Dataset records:
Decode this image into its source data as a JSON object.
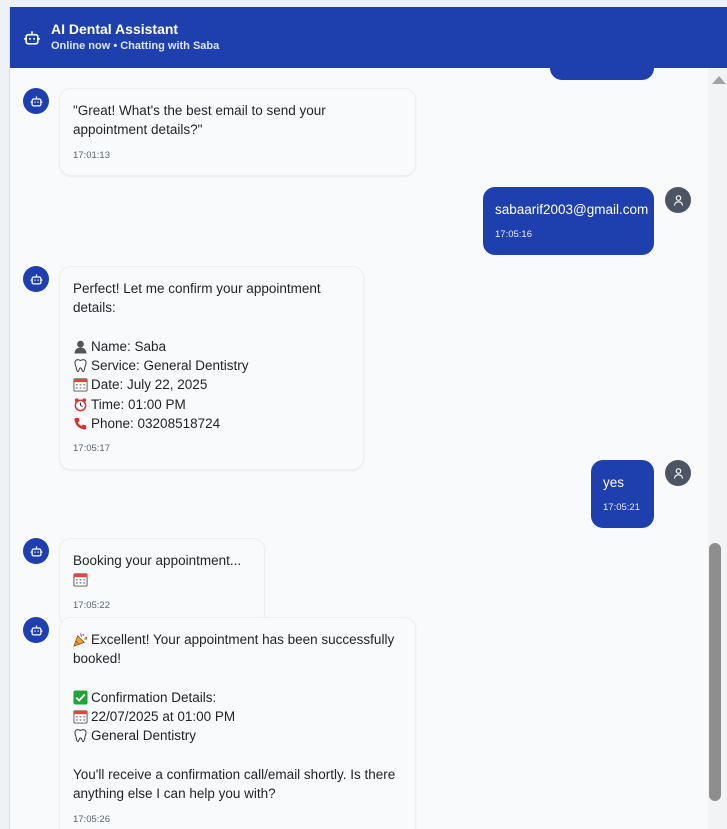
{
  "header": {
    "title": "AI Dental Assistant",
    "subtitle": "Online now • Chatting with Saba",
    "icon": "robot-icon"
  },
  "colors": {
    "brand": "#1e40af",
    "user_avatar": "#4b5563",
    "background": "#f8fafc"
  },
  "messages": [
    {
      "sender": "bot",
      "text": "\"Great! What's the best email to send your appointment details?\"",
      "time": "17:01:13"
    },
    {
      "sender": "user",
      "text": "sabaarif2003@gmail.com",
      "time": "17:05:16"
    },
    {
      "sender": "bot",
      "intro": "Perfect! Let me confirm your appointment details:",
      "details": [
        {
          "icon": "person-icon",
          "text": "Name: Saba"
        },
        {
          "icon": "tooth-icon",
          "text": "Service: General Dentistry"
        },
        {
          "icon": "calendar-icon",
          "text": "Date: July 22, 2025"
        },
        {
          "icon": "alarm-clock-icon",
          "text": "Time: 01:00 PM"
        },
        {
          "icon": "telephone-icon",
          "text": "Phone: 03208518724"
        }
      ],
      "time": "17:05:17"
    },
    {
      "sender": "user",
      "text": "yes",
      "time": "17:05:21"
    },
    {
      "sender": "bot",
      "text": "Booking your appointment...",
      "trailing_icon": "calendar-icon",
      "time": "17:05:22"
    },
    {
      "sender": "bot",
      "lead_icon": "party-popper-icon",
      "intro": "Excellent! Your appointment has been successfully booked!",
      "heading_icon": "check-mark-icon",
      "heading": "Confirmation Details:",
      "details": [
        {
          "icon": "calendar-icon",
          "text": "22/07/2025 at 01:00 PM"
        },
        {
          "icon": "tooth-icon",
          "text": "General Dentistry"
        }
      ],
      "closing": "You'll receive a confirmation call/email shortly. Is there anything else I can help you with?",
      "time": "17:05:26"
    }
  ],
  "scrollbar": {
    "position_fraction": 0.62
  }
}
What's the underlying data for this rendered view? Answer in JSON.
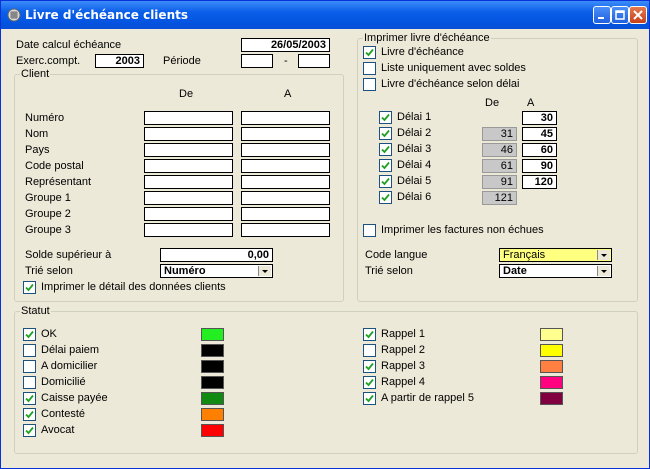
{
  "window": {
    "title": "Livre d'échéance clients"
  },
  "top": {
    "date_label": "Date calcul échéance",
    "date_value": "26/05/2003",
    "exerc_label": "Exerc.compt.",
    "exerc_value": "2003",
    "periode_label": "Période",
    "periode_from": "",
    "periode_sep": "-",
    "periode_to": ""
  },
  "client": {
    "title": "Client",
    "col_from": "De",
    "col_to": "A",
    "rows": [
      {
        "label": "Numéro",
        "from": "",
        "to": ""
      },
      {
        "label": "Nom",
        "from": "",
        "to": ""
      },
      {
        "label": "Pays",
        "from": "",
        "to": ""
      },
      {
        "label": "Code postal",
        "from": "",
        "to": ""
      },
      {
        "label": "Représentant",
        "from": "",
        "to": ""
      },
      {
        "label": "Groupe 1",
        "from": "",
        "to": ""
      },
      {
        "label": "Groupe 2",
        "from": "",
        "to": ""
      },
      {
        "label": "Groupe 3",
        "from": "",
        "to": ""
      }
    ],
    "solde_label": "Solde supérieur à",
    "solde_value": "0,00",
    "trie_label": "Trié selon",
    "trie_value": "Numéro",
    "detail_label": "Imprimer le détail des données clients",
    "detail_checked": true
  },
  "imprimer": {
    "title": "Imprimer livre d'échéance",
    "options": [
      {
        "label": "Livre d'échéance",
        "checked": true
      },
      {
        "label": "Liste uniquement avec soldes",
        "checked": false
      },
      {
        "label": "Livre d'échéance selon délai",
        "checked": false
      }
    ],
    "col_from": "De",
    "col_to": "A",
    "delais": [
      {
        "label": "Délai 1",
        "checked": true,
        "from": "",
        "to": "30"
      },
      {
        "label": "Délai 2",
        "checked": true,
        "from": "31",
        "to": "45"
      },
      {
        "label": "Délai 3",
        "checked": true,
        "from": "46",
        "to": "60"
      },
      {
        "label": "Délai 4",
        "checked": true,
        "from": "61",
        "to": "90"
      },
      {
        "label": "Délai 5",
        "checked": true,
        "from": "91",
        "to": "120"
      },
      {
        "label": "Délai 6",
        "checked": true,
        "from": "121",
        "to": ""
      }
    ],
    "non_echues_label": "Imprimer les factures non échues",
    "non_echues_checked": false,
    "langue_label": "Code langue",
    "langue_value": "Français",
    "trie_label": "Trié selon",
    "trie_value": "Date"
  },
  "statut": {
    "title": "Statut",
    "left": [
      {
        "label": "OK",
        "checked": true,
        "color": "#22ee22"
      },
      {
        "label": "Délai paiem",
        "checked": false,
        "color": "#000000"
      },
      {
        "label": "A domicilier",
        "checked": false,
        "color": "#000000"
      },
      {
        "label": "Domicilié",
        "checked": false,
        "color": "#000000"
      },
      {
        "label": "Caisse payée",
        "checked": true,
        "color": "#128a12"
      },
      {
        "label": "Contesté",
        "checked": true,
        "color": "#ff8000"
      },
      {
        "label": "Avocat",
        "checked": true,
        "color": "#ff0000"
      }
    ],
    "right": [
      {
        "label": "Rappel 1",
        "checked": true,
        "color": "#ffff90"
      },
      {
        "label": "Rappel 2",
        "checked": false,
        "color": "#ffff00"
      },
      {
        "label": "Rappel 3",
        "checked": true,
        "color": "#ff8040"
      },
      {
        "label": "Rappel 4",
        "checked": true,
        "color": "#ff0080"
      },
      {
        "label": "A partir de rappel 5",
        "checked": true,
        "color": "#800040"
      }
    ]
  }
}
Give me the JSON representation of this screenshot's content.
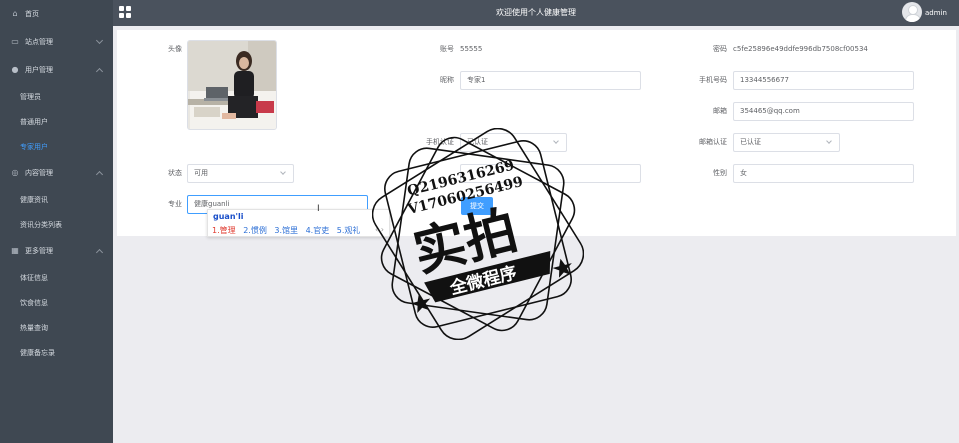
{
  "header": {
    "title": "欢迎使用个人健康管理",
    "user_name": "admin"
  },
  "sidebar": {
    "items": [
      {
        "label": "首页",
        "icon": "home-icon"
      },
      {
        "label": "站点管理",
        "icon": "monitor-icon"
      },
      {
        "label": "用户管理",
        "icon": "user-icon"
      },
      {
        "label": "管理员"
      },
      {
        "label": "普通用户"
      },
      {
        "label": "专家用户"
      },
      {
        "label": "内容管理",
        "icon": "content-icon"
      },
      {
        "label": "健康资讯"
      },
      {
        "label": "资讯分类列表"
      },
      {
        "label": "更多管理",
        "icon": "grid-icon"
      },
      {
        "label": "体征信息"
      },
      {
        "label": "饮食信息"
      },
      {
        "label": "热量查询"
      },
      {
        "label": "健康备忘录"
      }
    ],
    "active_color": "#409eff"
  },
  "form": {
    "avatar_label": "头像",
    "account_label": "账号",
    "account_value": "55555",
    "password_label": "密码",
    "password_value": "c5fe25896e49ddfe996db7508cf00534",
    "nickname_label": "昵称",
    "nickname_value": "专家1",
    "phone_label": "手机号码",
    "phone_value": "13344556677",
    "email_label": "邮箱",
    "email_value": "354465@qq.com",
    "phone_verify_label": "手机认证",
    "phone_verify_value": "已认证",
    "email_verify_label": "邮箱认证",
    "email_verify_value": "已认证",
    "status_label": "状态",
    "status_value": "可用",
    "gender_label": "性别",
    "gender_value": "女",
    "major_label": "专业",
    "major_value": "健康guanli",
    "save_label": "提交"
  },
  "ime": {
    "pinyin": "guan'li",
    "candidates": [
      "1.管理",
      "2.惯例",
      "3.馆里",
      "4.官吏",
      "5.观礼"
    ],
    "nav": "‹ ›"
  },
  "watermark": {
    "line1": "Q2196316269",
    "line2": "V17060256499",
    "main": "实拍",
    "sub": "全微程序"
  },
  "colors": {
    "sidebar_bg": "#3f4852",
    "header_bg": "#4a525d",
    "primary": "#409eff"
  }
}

- **WHAT THE TASK ASKS**: Pictures appear in the records above. Output everything except them, exactly.

- **COMPLETE ANSWER**:
Decode this image into its source data as a JSON object.
{
  "header": {
    "title": "AI Dental Assistant",
    "subtitle": "Online now • Chatting with Saba",
    "icon": "robot-icon"
  },
  "colors": {
    "brand": "#1e40af",
    "user_avatar": "#4b5563",
    "background": "#f8fafc"
  },
  "messages": [
    {
      "sender": "bot",
      "text": "\"Great! What's the best email to send your appointment details?\"",
      "time": "17:01:13"
    },
    {
      "sender": "user",
      "text": "sabaarif2003@gmail.com",
      "time": "17:05:16"
    },
    {
      "sender": "bot",
      "intro": "Perfect! Let me confirm your appointment details:",
      "details": [
        {
          "icon": "person-icon",
          "text": "Name: Saba"
        },
        {
          "icon": "tooth-icon",
          "text": "Service: General Dentistry"
        },
        {
          "icon": "calendar-icon",
          "text": "Date: July 22, 2025"
        },
        {
          "icon": "alarm-clock-icon",
          "text": "Time: 01:00 PM"
        },
        {
          "icon": "telephone-icon",
          "text": "Phone: 03208518724"
        }
      ],
      "time": "17:05:17"
    },
    {
      "sender": "user",
      "text": "yes",
      "time": "17:05:21"
    },
    {
      "sender": "bot",
      "text": "Booking your appointment...",
      "trailing_icon": "calendar-icon",
      "time": "17:05:22"
    },
    {
      "sender": "bot",
      "lead_icon": "party-popper-icon",
      "intro": "Excellent! Your appointment has been successfully booked!",
      "heading_icon": "check-mark-icon",
      "heading": "Confirmation Details:",
      "details": [
        {
          "icon": "calendar-icon",
          "text": "22/07/2025 at 01:00 PM"
        },
        {
          "icon": "tooth-icon",
          "text": "General Dentistry"
        }
      ],
      "closing": "You'll receive a confirmation call/email shortly. Is there anything else I can help you with?",
      "time": "17:05:26"
    }
  ],
  "scrollbar": {
    "position_fraction": 0.62
  }
}
What's the underlying data for this rendered view? Answer in JSON.
{
  "window": {
    "title": "Livre d'échéance clients"
  },
  "top": {
    "date_label": "Date calcul échéance",
    "date_value": "26/05/2003",
    "exerc_label": "Exerc.compt.",
    "exerc_value": "2003",
    "periode_label": "Période",
    "periode_from": "",
    "periode_sep": "-",
    "periode_to": ""
  },
  "client": {
    "title": "Client",
    "col_from": "De",
    "col_to": "A",
    "rows": [
      {
        "label": "Numéro",
        "from": "",
        "to": ""
      },
      {
        "label": "Nom",
        "from": "",
        "to": ""
      },
      {
        "label": "Pays",
        "from": "",
        "to": ""
      },
      {
        "label": "Code postal",
        "from": "",
        "to": ""
      },
      {
        "label": "Représentant",
        "from": "",
        "to": ""
      },
      {
        "label": "Groupe 1",
        "from": "",
        "to": ""
      },
      {
        "label": "Groupe 2",
        "from": "",
        "to": ""
      },
      {
        "label": "Groupe 3",
        "from": "",
        "to": ""
      }
    ],
    "solde_label": "Solde supérieur à",
    "solde_value": "0,00",
    "trie_label": "Trié selon",
    "trie_value": "Numéro",
    "detail_label": "Imprimer le détail des données clients",
    "detail_checked": true
  },
  "imprimer": {
    "title": "Imprimer livre d'échéance",
    "options": [
      {
        "label": "Livre d'échéance",
        "checked": true
      },
      {
        "label": "Liste uniquement avec soldes",
        "checked": false
      },
      {
        "label": "Livre d'échéance selon délai",
        "checked": false
      }
    ],
    "col_from": "De",
    "col_to": "A",
    "delais": [
      {
        "label": "Délai 1",
        "checked": true,
        "from": "",
        "to": "30"
      },
      {
        "label": "Délai 2",
        "checked": true,
        "from": "31",
        "to": "45"
      },
      {
        "label": "Délai 3",
        "checked": true,
        "from": "46",
        "to": "60"
      },
      {
        "label": "Délai 4",
        "checked": true,
        "from": "61",
        "to": "90"
      },
      {
        "label": "Délai 5",
        "checked": true,
        "from": "91",
        "to": "120"
      },
      {
        "label": "Délai 6",
        "checked": true,
        "from": "121",
        "to": ""
      }
    ],
    "non_echues_label": "Imprimer les factures non échues",
    "non_echues_checked": false,
    "langue_label": "Code langue",
    "langue_value": "Français",
    "trie_label": "Trié selon",
    "trie_value": "Date"
  },
  "statut": {
    "title": "Statut",
    "left": [
      {
        "label": "OK",
        "checked": true,
        "color": "#22ee22"
      },
      {
        "label": "Délai paiem",
        "checked": false,
        "color": "#000000"
      },
      {
        "label": "A domicilier",
        "checked": false,
        "color": "#000000"
      },
      {
        "label": "Domicilié",
        "checked": false,
        "color": "#000000"
      },
      {
        "label": "Caisse payée",
        "checked": true,
        "color": "#128a12"
      },
      {
        "label": "Contesté",
        "checked": true,
        "color": "#ff8000"
      },
      {
        "label": "Avocat",
        "checked": true,
        "color": "#ff0000"
      }
    ],
    "right": [
      {
        "label": "Rappel 1",
        "checked": true,
        "color": "#ffff90"
      },
      {
        "label": "Rappel 2",
        "checked": false,
        "color": "#ffff00"
      },
      {
        "label": "Rappel 3",
        "checked": true,
        "color": "#ff8040"
      },
      {
        "label": "Rappel 4",
        "checked": true,
        "color": "#ff0080"
      },
      {
        "label": "A partir de rappel 5",
        "checked": true,
        "color": "#800040"
      }
    ]
  }
}
Give me the JSON representation of this screenshot's content.
{
  "header": {
    "title": "欢迎使用个人健康管理",
    "user_name": "admin"
  },
  "sidebar": {
    "items": [
      {
        "label": "首页",
        "icon": "home-icon"
      },
      {
        "label": "站点管理",
        "icon": "monitor-icon"
      },
      {
        "label": "用户管理",
        "icon": "user-icon"
      },
      {
        "label": "管理员"
      },
      {
        "label": "普通用户"
      },
      {
        "label": "专家用户"
      },
      {
        "label": "内容管理",
        "icon": "content-icon"
      },
      {
        "label": "健康资讯"
      },
      {
        "label": "资讯分类列表"
      },
      {
        "label": "更多管理",
        "icon": "grid-icon"
      },
      {
        "label": "体征信息"
      },
      {
        "label": "饮食信息"
      },
      {
        "label": "热量查询"
      },
      {
        "label": "健康备忘录"
      }
    ],
    "active_color": "#409eff"
  },
  "form": {
    "avatar_label": "头像",
    "account_label": "账号",
    "account_value": "55555",
    "password_label": "密码",
    "password_value": "c5fe25896e49ddfe996db7508cf00534",
    "nickname_label": "昵称",
    "nickname_value": "专家1",
    "phone_label": "手机号码",
    "phone_value": "13344556677",
    "email_label": "邮箱",
    "email_value": "354465@qq.com",
    "phone_verify_label": "手机认证",
    "phone_verify_value": "已认证",
    "email_verify_label": "邮箱认证",
    "email_verify_value": "已认证",
    "status_label": "状态",
    "status_value": "可用",
    "gender_label": "性别",
    "gender_value": "女",
    "major_label": "专业",
    "major_value": "健康guanli",
    "save_label": "提交"
  },
  "ime": {
    "pinyin": "guan'li",
    "candidates": [
      "1.管理",
      "2.惯例",
      "3.馆里",
      "4.官吏",
      "5.观礼"
    ],
    "nav": "‹ ›"
  },
  "watermark": {
    "line1": "Q2196316269",
    "line2": "V17060256499",
    "main": "实拍",
    "sub": "全微程序"
  },
  "colors": {
    "sidebar_bg": "#3f4852",
    "header_bg": "#4a525d",
    "primary": "#409eff"
  }
}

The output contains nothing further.